* Written task
Go through the data below. List every line that holds the word "titulaires".

* Material supplied
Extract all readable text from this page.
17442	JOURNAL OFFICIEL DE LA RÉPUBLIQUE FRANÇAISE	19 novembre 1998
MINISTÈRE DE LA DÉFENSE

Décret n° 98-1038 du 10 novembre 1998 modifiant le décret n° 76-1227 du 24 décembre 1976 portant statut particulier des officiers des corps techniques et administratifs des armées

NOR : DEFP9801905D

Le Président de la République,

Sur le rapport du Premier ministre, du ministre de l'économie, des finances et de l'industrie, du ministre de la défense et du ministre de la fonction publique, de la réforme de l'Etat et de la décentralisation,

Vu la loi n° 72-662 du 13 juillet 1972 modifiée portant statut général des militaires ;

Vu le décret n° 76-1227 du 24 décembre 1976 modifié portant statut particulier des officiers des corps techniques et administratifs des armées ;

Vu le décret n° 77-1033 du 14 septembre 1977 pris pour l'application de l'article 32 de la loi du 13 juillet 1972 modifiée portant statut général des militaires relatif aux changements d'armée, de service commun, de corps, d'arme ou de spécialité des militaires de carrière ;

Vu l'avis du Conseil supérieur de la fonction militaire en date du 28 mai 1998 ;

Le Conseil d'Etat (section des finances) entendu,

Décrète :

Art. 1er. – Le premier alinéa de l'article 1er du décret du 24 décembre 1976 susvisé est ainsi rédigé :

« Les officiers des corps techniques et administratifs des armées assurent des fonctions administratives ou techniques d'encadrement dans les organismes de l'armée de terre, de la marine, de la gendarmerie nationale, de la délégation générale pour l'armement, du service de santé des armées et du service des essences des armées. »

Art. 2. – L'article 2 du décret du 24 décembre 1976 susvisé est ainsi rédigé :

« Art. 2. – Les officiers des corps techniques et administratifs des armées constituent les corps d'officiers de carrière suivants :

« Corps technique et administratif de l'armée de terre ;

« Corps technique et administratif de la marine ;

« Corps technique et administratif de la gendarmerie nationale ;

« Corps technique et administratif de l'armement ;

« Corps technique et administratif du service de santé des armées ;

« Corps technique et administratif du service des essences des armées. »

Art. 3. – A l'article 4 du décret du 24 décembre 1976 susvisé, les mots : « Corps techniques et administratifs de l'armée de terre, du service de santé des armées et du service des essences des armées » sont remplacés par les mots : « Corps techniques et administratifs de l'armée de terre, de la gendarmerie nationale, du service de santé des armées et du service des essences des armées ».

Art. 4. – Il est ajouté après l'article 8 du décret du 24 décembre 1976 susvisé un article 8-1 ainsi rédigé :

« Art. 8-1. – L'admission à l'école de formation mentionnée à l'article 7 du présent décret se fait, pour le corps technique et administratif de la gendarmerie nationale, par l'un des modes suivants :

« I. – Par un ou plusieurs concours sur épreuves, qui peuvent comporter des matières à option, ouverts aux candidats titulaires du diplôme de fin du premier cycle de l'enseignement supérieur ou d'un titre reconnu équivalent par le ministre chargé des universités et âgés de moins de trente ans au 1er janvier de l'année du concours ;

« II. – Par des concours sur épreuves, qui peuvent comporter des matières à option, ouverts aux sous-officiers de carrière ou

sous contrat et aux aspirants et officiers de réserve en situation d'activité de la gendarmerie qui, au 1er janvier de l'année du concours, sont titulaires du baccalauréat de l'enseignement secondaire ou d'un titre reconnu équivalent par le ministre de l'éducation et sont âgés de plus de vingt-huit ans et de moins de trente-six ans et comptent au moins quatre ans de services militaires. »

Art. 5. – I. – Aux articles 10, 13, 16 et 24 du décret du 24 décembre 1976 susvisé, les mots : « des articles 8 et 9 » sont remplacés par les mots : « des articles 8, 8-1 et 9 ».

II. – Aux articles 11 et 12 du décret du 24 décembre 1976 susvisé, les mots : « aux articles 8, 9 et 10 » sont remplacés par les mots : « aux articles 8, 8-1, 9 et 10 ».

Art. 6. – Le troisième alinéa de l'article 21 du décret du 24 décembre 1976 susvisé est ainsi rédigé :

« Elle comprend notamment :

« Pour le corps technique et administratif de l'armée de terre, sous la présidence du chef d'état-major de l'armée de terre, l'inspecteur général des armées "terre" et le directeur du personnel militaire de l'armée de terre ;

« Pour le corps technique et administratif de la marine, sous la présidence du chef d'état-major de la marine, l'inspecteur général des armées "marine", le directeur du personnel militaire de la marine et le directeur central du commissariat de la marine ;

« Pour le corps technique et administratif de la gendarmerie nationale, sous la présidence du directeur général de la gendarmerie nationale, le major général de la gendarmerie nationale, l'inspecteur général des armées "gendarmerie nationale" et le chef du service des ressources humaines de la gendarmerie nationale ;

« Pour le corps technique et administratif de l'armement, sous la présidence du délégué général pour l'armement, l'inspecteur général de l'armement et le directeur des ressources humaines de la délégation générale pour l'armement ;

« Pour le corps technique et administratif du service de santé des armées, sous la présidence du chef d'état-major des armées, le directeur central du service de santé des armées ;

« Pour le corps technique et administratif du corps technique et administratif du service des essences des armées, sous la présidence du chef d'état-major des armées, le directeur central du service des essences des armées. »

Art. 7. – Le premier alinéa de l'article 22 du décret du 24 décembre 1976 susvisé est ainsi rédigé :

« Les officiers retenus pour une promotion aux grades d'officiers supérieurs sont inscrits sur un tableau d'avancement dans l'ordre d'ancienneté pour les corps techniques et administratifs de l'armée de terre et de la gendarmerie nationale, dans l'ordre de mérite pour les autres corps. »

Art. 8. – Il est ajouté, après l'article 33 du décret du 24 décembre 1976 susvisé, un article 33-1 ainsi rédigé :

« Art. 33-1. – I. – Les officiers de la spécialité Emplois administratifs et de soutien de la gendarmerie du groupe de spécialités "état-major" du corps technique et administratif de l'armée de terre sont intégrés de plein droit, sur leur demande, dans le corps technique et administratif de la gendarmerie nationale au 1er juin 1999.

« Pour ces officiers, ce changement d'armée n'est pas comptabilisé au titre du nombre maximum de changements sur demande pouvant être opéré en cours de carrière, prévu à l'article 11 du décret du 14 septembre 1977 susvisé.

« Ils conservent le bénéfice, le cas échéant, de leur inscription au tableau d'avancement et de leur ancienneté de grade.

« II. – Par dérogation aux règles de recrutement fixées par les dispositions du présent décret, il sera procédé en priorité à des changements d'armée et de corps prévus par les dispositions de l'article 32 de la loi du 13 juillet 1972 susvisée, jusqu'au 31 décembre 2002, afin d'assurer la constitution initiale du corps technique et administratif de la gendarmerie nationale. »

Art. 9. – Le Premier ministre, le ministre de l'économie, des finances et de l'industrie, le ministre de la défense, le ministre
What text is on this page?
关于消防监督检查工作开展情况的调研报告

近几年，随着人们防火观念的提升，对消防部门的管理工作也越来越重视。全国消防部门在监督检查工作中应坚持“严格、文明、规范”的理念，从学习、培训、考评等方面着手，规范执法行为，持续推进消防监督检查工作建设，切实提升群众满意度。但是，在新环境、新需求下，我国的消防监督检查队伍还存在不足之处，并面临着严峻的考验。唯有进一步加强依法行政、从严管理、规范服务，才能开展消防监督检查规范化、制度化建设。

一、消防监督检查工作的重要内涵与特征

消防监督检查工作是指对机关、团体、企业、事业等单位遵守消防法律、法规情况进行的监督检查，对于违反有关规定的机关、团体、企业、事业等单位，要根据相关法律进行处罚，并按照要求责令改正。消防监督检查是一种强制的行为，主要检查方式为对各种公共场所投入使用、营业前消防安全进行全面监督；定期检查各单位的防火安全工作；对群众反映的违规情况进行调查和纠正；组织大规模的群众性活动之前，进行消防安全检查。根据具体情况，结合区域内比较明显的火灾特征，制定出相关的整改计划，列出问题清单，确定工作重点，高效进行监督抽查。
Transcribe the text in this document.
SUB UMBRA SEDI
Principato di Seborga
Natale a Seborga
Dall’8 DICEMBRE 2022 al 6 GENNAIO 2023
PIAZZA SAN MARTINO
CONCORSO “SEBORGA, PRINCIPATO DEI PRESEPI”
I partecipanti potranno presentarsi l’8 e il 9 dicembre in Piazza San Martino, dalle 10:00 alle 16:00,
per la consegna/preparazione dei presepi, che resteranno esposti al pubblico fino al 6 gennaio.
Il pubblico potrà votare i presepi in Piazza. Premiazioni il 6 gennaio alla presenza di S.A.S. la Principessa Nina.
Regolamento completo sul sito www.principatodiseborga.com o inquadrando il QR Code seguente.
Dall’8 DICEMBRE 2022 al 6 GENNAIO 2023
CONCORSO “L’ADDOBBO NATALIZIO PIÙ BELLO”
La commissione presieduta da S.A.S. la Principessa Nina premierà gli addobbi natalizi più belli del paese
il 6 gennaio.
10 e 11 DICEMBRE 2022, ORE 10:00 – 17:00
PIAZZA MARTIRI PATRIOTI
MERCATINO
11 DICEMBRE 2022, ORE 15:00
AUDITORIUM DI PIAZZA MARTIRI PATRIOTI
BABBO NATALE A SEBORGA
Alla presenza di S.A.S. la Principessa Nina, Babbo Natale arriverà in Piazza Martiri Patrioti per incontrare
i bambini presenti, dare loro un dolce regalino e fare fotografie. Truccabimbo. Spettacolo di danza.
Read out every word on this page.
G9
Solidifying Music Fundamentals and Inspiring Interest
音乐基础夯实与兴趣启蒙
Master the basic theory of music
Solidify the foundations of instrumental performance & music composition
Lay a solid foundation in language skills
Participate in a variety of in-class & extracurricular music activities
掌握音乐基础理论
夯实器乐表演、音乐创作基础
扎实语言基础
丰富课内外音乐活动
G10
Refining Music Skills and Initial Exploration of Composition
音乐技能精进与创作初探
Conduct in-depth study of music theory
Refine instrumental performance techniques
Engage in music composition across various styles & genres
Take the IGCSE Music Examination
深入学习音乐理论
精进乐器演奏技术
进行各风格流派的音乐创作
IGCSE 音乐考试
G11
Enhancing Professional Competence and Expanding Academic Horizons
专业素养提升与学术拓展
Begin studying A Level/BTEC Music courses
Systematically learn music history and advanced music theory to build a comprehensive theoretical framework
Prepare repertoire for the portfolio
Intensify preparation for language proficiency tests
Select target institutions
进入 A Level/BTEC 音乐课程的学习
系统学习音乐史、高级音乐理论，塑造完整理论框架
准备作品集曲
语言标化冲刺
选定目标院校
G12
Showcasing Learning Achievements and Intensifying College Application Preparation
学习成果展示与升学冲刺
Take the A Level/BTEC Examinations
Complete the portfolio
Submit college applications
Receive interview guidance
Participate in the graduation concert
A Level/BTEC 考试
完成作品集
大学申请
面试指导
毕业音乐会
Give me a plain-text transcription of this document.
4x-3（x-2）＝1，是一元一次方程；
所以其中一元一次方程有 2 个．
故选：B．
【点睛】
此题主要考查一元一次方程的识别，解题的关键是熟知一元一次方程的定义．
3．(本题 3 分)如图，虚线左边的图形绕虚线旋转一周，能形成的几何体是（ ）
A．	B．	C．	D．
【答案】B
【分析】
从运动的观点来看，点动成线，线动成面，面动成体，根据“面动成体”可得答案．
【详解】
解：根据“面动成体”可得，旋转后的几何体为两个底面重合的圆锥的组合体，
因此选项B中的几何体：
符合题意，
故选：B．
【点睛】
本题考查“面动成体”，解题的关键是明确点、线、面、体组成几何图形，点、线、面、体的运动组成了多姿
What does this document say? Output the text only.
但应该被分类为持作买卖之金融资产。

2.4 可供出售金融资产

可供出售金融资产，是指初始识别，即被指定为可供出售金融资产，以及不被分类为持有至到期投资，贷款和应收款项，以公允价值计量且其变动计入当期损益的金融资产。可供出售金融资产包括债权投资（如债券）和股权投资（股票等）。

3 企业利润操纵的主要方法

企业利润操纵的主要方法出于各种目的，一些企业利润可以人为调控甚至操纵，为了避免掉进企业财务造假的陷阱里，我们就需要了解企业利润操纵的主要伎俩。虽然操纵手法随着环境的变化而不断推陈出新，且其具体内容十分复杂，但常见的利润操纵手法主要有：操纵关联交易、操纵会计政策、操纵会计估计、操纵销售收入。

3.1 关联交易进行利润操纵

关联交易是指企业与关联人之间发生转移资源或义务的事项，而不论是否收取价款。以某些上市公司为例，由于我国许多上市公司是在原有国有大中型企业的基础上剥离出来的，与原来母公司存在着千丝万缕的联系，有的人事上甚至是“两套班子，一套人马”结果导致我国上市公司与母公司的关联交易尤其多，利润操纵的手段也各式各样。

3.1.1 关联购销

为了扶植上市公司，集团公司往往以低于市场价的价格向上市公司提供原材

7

* Solution to the problem
« I. – Par un ou plusieurs concours sur épreuves, qui peuvent comporter des matières à option, ouverts aux candidats titulaires du diplôme de fin du premier cycle de l'enseignement supérieur ou d'un titre reconnu équivalent par le ministre chargé des universités et âgés de moins de trente ans au 1er janvier de l'année du concours ;
sous contrat et aux aspirants et officiers de réserve en situation d'activité de la gendarmerie qui, au 1er janvier de l'année du concours, sont titulaires du baccalauréat de l'enseignement secondaire ou d'un titre reconnu équivalent par le ministre de l'éducation et sont âgés de plus de vingt-huit ans et de moins de trente-six ans et comptent au moins quatre ans de services militaires. »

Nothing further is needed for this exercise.